The exercise: Where does the string "description" appear? Copy every line of the entries below that holds it.

Extracts from a graphics dataset:
┌──

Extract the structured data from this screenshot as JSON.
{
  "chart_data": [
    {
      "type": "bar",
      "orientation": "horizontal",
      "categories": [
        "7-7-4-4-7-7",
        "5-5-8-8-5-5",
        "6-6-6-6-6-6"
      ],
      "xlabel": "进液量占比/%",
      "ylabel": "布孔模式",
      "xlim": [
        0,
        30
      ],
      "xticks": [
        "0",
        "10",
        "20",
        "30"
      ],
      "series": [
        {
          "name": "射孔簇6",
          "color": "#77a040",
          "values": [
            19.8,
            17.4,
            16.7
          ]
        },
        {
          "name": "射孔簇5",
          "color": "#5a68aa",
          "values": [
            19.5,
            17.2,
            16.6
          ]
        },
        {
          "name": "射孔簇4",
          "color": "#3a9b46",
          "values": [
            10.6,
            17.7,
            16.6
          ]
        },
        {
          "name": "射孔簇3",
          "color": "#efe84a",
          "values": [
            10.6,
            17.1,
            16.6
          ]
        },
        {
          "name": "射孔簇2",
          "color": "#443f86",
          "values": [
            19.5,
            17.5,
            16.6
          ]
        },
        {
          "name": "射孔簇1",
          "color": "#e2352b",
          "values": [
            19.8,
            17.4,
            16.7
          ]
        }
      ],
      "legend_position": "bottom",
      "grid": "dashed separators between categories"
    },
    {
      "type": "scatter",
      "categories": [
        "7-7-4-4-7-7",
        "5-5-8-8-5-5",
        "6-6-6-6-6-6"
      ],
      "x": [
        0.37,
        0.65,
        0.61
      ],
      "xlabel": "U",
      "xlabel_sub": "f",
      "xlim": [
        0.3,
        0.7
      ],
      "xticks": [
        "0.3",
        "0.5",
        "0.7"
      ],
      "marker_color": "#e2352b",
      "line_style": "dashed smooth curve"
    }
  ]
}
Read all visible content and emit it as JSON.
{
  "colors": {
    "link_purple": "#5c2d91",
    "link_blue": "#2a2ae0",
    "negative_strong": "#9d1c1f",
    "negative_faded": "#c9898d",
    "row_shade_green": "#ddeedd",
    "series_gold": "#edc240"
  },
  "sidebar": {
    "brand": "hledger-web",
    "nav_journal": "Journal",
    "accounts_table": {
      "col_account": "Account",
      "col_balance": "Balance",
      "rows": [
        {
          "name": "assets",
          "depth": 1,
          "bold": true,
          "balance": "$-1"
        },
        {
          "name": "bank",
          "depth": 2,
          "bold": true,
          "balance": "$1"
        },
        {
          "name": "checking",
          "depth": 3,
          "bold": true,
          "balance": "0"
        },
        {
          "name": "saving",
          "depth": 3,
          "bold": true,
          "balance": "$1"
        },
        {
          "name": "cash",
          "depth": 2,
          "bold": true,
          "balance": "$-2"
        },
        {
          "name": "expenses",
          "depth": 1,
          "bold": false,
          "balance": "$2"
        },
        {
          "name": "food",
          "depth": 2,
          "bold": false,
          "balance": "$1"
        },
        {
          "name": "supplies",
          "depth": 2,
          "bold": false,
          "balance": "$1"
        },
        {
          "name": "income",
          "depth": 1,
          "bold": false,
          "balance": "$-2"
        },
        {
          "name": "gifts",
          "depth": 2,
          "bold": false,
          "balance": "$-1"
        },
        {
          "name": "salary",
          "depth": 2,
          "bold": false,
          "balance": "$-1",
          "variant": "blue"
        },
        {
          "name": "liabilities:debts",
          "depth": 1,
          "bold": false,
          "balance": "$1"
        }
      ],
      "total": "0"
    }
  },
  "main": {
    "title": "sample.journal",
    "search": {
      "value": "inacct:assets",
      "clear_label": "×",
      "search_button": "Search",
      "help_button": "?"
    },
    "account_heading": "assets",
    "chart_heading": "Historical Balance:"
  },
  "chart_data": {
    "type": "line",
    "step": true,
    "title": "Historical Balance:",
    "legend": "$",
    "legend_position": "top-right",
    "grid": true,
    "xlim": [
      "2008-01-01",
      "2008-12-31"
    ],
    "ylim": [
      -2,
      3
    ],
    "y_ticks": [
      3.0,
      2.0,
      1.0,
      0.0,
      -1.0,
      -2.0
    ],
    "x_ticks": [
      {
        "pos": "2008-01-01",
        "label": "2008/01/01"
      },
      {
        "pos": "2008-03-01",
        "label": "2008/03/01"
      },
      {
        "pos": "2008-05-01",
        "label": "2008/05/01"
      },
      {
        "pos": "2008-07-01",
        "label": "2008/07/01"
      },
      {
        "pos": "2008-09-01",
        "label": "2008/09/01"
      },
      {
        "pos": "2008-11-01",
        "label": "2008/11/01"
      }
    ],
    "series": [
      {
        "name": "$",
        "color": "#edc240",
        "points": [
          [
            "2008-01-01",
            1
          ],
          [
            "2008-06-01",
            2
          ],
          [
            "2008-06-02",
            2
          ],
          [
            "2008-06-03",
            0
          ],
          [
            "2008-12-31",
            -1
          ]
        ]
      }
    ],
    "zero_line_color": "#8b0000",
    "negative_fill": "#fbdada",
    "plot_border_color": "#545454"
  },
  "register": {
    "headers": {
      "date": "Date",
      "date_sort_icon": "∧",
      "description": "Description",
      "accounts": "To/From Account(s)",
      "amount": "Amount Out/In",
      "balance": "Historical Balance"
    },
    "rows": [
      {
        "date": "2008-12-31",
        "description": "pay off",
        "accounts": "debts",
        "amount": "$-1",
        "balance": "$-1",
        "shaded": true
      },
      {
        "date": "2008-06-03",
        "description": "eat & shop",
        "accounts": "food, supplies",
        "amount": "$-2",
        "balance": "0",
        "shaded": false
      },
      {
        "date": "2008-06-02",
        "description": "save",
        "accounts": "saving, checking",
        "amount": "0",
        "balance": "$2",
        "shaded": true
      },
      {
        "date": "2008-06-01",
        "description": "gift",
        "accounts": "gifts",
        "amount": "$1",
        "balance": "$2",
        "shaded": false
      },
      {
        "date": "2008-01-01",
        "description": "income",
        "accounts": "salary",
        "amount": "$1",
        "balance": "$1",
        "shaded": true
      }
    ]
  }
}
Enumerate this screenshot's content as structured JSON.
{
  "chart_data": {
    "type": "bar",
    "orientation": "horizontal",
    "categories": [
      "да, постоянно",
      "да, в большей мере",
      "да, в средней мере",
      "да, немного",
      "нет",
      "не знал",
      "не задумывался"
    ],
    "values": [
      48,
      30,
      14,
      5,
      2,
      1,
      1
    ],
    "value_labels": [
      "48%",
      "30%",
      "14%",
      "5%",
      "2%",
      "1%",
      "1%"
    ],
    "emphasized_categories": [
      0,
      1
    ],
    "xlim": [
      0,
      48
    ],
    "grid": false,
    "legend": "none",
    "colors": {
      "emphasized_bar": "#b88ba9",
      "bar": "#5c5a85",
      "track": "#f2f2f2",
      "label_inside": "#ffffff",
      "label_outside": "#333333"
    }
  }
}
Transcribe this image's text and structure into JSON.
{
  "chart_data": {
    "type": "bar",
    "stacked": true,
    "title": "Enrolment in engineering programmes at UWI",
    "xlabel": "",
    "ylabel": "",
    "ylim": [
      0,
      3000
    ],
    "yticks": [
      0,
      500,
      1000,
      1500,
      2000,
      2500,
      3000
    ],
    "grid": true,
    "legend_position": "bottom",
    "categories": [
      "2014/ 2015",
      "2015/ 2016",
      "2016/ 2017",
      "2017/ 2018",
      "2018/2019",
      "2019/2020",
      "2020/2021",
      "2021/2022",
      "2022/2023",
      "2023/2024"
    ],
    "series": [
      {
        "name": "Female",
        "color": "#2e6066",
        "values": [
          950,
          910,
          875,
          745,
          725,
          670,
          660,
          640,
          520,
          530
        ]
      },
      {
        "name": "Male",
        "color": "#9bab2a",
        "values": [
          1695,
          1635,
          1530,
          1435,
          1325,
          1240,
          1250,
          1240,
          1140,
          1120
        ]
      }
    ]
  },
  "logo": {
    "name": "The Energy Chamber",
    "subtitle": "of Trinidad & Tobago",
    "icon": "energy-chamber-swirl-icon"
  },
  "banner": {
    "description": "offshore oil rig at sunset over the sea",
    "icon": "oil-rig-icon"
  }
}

└──

Result of this task:
      "description": "Description",
        "description": "pay off",
        "description": "eat & shop",
        "description": "save",
        "description": "gift",
        "description": "income",
    "description": "offshore oil rig at sunset over the sea",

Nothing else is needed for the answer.